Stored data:

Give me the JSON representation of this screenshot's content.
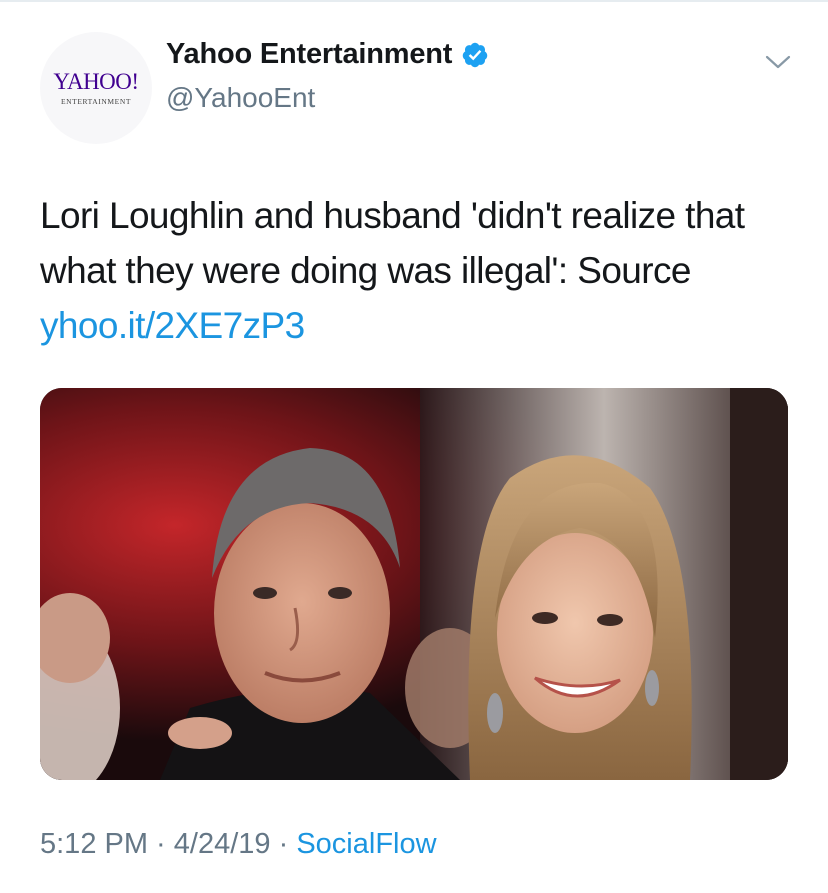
{
  "account": {
    "avatar_logo": "YAHOO!",
    "avatar_sub": "ENTERTAINMENT",
    "display_name": "Yahoo Entertainment",
    "handle": "@YahooEnt",
    "verified_icon": "verified-badge-icon",
    "menu_icon": "chevron-down-icon"
  },
  "tweet": {
    "text": "Lori Loughlin and husband 'didn't realize that what they were doing was illegal': Source ",
    "link": "yhoo.it/2XE7zP3"
  },
  "meta": {
    "time": "5:12 PM",
    "sep1": " · ",
    "date": "4/24/19",
    "sep2": " · ",
    "source": "SocialFlow"
  },
  "colors": {
    "link": "#1b95e0",
    "secondary_text": "#657786",
    "brand_purple": "#400090"
  }
}
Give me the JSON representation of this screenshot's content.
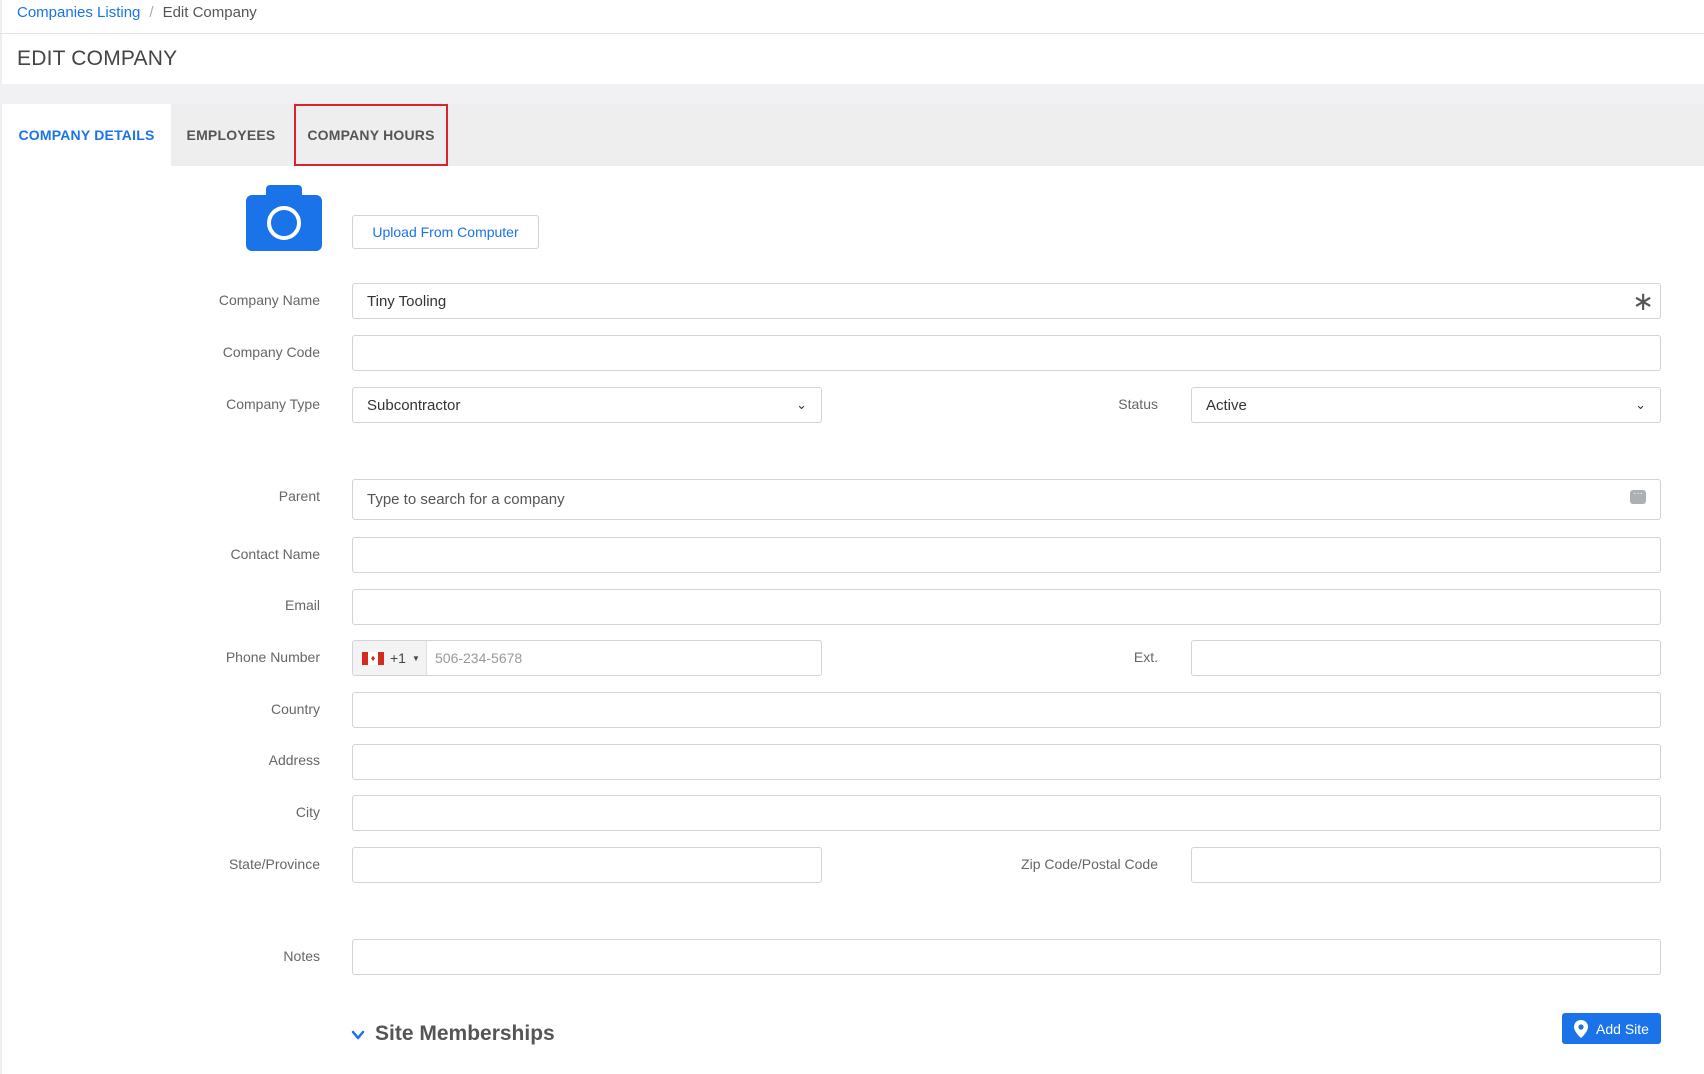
{
  "breadcrumb": {
    "link": "Companies Listing",
    "separator": "/",
    "current": "Edit Company"
  },
  "page_title": "EDIT COMPANY",
  "tabs": [
    {
      "label": "COMPANY DETAILS",
      "active": true
    },
    {
      "label": "EMPLOYEES",
      "active": false
    },
    {
      "label": "COMPANY HOURS",
      "active": false,
      "highlighted": true
    }
  ],
  "photo": {
    "icon": "camera-icon",
    "upload_label": "Upload From Computer"
  },
  "form": {
    "company_name": {
      "label": "Company Name",
      "value": "Tiny Tooling",
      "required_icon": "asterisk-icon"
    },
    "company_code": {
      "label": "Company Code",
      "value": ""
    },
    "company_type": {
      "label": "Company Type",
      "value": "Subcontractor"
    },
    "status": {
      "label": "Status",
      "value": "Active"
    },
    "parent": {
      "label": "Parent",
      "placeholder": "Type to search for a company",
      "icon": "ellipsis-icon"
    },
    "contact_name": {
      "label": "Contact Name",
      "value": ""
    },
    "email": {
      "label": "Email",
      "value": ""
    },
    "phone": {
      "label": "Phone Number",
      "flag": "canada-flag-icon",
      "dial_code": "+1",
      "placeholder": "506-234-5678"
    },
    "ext": {
      "label": "Ext.",
      "value": ""
    },
    "country": {
      "label": "Country",
      "value": ""
    },
    "address": {
      "label": "Address",
      "value": ""
    },
    "city": {
      "label": "City",
      "value": ""
    },
    "state": {
      "label": "State/Province",
      "value": ""
    },
    "zip": {
      "label": "Zip Code/Postal Code",
      "value": ""
    },
    "notes": {
      "label": "Notes",
      "value": ""
    }
  },
  "site_memberships": {
    "title": "Site Memberships",
    "add_button": "Add Site"
  },
  "colors": {
    "accent": "#1a73e8",
    "highlight_box": "#d9232e",
    "tabbar_bg": "#eeeeee"
  }
}
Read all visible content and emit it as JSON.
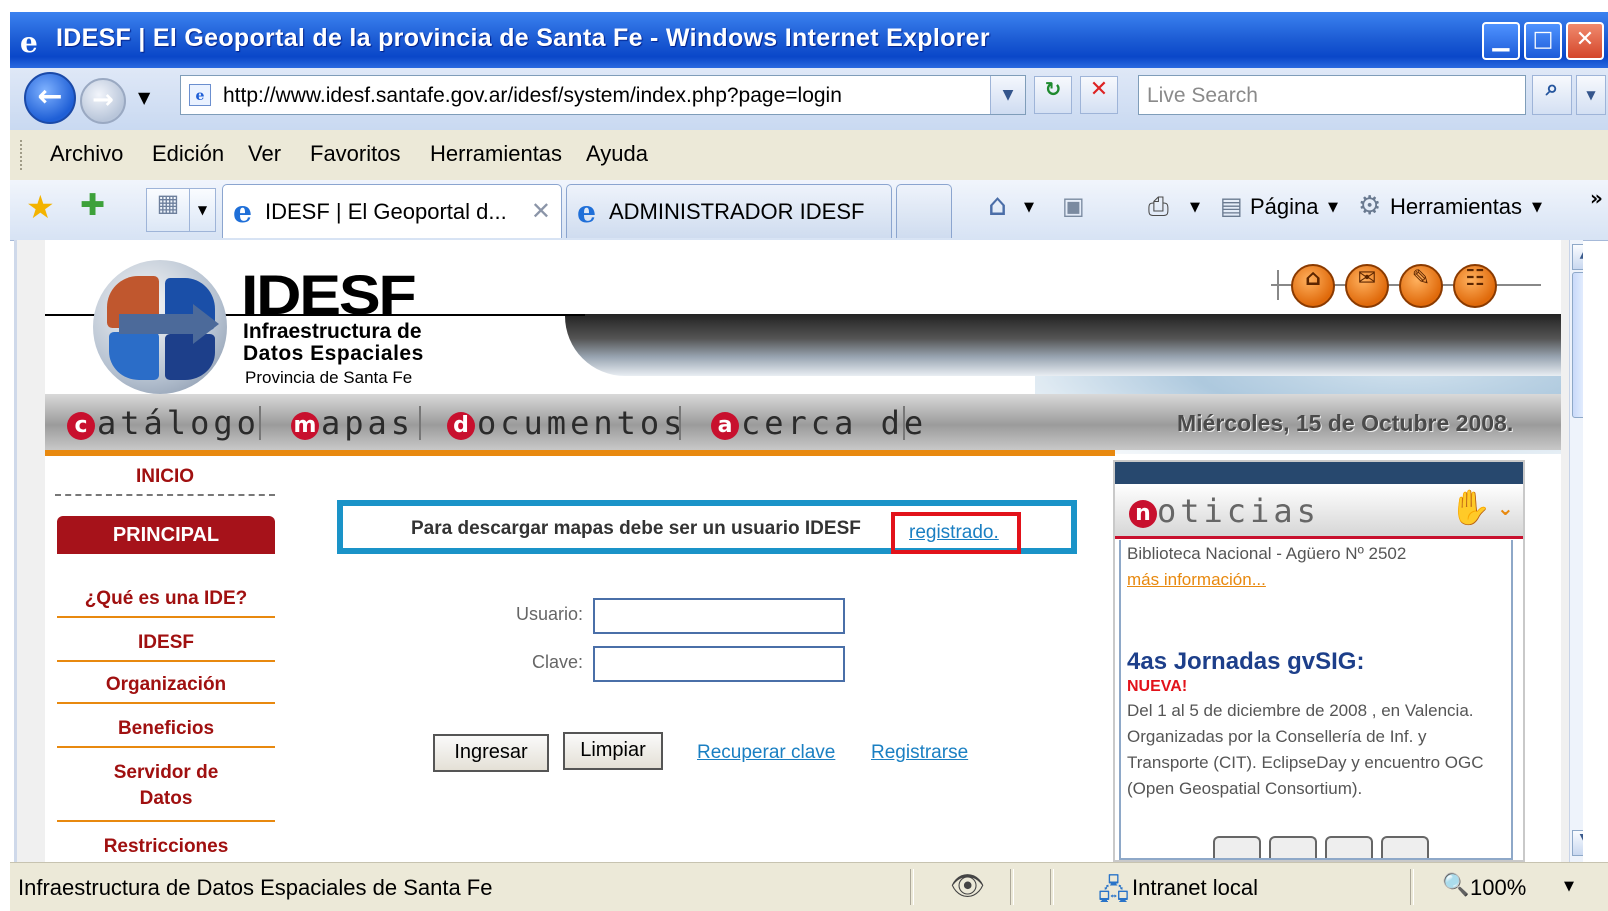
{
  "window": {
    "title": "IDESF | El Geoportal de la provincia de Santa Fe - Windows Internet Explorer",
    "min_glyph": "▁",
    "max_glyph": "□",
    "close_glyph": "✕"
  },
  "navbar": {
    "url": "http://www.idesf.santafe.gov.ar/idesf/system/index.php?page=login",
    "search_placeholder": "Live Search"
  },
  "menu": [
    "Archivo",
    "Edición",
    "Ver",
    "Favoritos",
    "Herramientas",
    "Ayuda"
  ],
  "tabs": [
    {
      "label": "IDESF | El Geoportal d...",
      "active": true
    },
    {
      "label": "ADMINISTRADOR IDESF",
      "active": false
    }
  ],
  "commandbar": {
    "page_label": "Página",
    "tools_label": "Herramientas"
  },
  "site": {
    "brand": "IDESF",
    "subtitle_line1": "Infraestructura de",
    "subtitle_line2": "Datos Espaciales",
    "subtitle_line3": "Provincia de Santa Fe",
    "nav": [
      {
        "cap": "c",
        "rest": "atálogo"
      },
      {
        "cap": "m",
        "rest": "apas"
      },
      {
        "cap": "d",
        "rest": "ocumentos"
      },
      {
        "cap": "a",
        "rest": "cerca de"
      }
    ],
    "date": "Miércoles, 15 de Octubre 2008.",
    "top_icons": [
      "home-icon",
      "mail-icon",
      "edit-icon",
      "sitemap-icon"
    ]
  },
  "sidebar": {
    "inicio": "INICIO",
    "principal": "PRINCIPAL",
    "items": [
      "¿Qué es una IDE?",
      "IDESF",
      "Organización",
      "Beneficios",
      "Servidor de Datos",
      "Restricciones"
    ]
  },
  "login": {
    "notice_text": "Para descargar mapas debe ser un usuario IDESF",
    "notice_link": "registrado.",
    "user_label": "Usuario:",
    "user_value": "",
    "password_label": "Clave:",
    "password_value": "",
    "submit_label": "Ingresar",
    "clear_label": "Limpiar",
    "recover_link": "Recuperar clave",
    "register_link": "Registrarse"
  },
  "news": {
    "cap": "n",
    "title_rest": "oticias",
    "item1_text": "Biblioteca Nacional - Agüero Nº 2502",
    "item1_link": "más información...",
    "item2_title": "4as Jornadas gvSIG:",
    "item2_badge": "NUEVA!",
    "item2_text": "Del 1 al 5 de diciembre de 2008 , en Valencia. Organizadas por la Consellería de Inf. y Transporte (CIT). EclipseDay y encuentro OGC (Open Geospatial Consortium)."
  },
  "status": {
    "text": "Infraestructura de Datos Espaciales de Santa Fe",
    "zone": "Intranet local",
    "zoom": "100%"
  }
}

§ **Written exercise**
Reproduce the material word for word, minus the images.

§ **The output**
Give me the JSON representation of this screenshot's content.
{
  "account": {
    "avatar_logo": "YAHOO!",
    "avatar_sub": "ENTERTAINMENT",
    "display_name": "Yahoo Entertainment",
    "handle": "@YahooEnt",
    "verified_icon": "verified-badge-icon",
    "menu_icon": "chevron-down-icon"
  },
  "tweet": {
    "text": "Lori Loughlin and husband 'didn't realize that what they were doing was illegal': Source ",
    "link": "yhoo.it/2XE7zP3"
  },
  "meta": {
    "time": "5:12 PM",
    "sep1": " · ",
    "date": "4/24/19",
    "sep2": " · ",
    "source": "SocialFlow"
  },
  "colors": {
    "link": "#1b95e0",
    "secondary_text": "#657786",
    "brand_purple": "#400090"
  }
}
Give me the JSON representation of this screenshot's content.
{
  "breadcrumb": {
    "link": "Companies Listing",
    "separator": "/",
    "current": "Edit Company"
  },
  "page_title": "EDIT COMPANY",
  "tabs": [
    {
      "label": "COMPANY DETAILS",
      "active": true
    },
    {
      "label": "EMPLOYEES",
      "active": false
    },
    {
      "label": "COMPANY HOURS",
      "active": false,
      "highlighted": true
    }
  ],
  "photo": {
    "icon": "camera-icon",
    "upload_label": "Upload From Computer"
  },
  "form": {
    "company_name": {
      "label": "Company Name",
      "value": "Tiny Tooling",
      "required_icon": "asterisk-icon"
    },
    "company_code": {
      "label": "Company Code",
      "value": ""
    },
    "company_type": {
      "label": "Company Type",
      "value": "Subcontractor"
    },
    "status": {
      "label": "Status",
      "value": "Active"
    },
    "parent": {
      "label": "Parent",
      "placeholder": "Type to search for a company",
      "icon": "ellipsis-icon"
    },
    "contact_name": {
      "label": "Contact Name",
      "value": ""
    },
    "email": {
      "label": "Email",
      "value": ""
    },
    "phone": {
      "label": "Phone Number",
      "flag": "canada-flag-icon",
      "dial_code": "+1",
      "placeholder": "506-234-5678"
    },
    "ext": {
      "label": "Ext.",
      "value": ""
    },
    "country": {
      "label": "Country",
      "value": ""
    },
    "address": {
      "label": "Address",
      "value": ""
    },
    "city": {
      "label": "City",
      "value": ""
    },
    "state": {
      "label": "State/Province",
      "value": ""
    },
    "zip": {
      "label": "Zip Code/Postal Code",
      "value": ""
    },
    "notes": {
      "label": "Notes",
      "value": ""
    }
  },
  "site_memberships": {
    "title": "Site Memberships",
    "add_button": "Add Site"
  },
  "colors": {
    "accent": "#1a73e8",
    "highlight_box": "#d9232e",
    "tabbar_bg": "#eeeeee"
  }
}
Read all visible content and emit it as JSON.
{
  "window": {
    "title": "IDESF | El Geoportal de la provincia de Santa Fe - Windows Internet Explorer",
    "min_glyph": "▁",
    "max_glyph": "□",
    "close_glyph": "✕"
  },
  "navbar": {
    "url": "http://www.idesf.santafe.gov.ar/idesf/system/index.php?page=login",
    "search_placeholder": "Live Search"
  },
  "menu": [
    "Archivo",
    "Edición",
    "Ver",
    "Favoritos",
    "Herramientas",
    "Ayuda"
  ],
  "tabs": [
    {
      "label": "IDESF | El Geoportal d...",
      "active": true
    },
    {
      "label": "ADMINISTRADOR IDESF",
      "active": false
    }
  ],
  "commandbar": {
    "page_label": "Página",
    "tools_label": "Herramientas"
  },
  "site": {
    "brand": "IDESF",
    "subtitle_line1": "Infraestructura de",
    "subtitle_line2": "Datos Espaciales",
    "subtitle_line3": "Provincia de Santa Fe",
    "nav": [
      {
        "cap": "c",
        "rest": "atálogo"
      },
      {
        "cap": "m",
        "rest": "apas"
      },
      {
        "cap": "d",
        "rest": "ocumentos"
      },
      {
        "cap": "a",
        "rest": "cerca de"
      }
    ],
    "date": "Miércoles, 15 de Octubre 2008.",
    "top_icons": [
      "home-icon",
      "mail-icon",
      "edit-icon",
      "sitemap-icon"
    ]
  },
  "sidebar": {
    "inicio": "INICIO",
    "principal": "PRINCIPAL",
    "items": [
      "¿Qué es una IDE?",
      "IDESF",
      "Organización",
      "Beneficios",
      "Servidor de Datos",
      "Restricciones"
    ]
  },
  "login": {
    "notice_text": "Para descargar mapas debe ser un usuario IDESF",
    "notice_link": "registrado.",
    "user_label": "Usuario:",
    "user_value": "",
    "password_label": "Clave:",
    "password_value": "",
    "submit_label": "Ingresar",
    "clear_label": "Limpiar",
    "recover_link": "Recuperar clave",
    "register_link": "Registrarse"
  },
  "news": {
    "cap": "n",
    "title_rest": "oticias",
    "item1_text": "Biblioteca Nacional - Agüero Nº 2502",
    "item1_link": "más información...",
    "item2_title": "4as Jornadas gvSIG:",
    "item2_badge": "NUEVA!",
    "item2_text": "Del 1 al 5 de diciembre de 2008 , en Valencia. Organizadas por la Consellería de Inf. y Transporte (CIT). EclipseDay y encuentro OGC (Open Geospatial Consortium)."
  },
  "status": {
    "text": "Infraestructura de Datos Espaciales de Santa Fe",
    "zone": "Intranet local",
    "zoom": "100%"
  }
}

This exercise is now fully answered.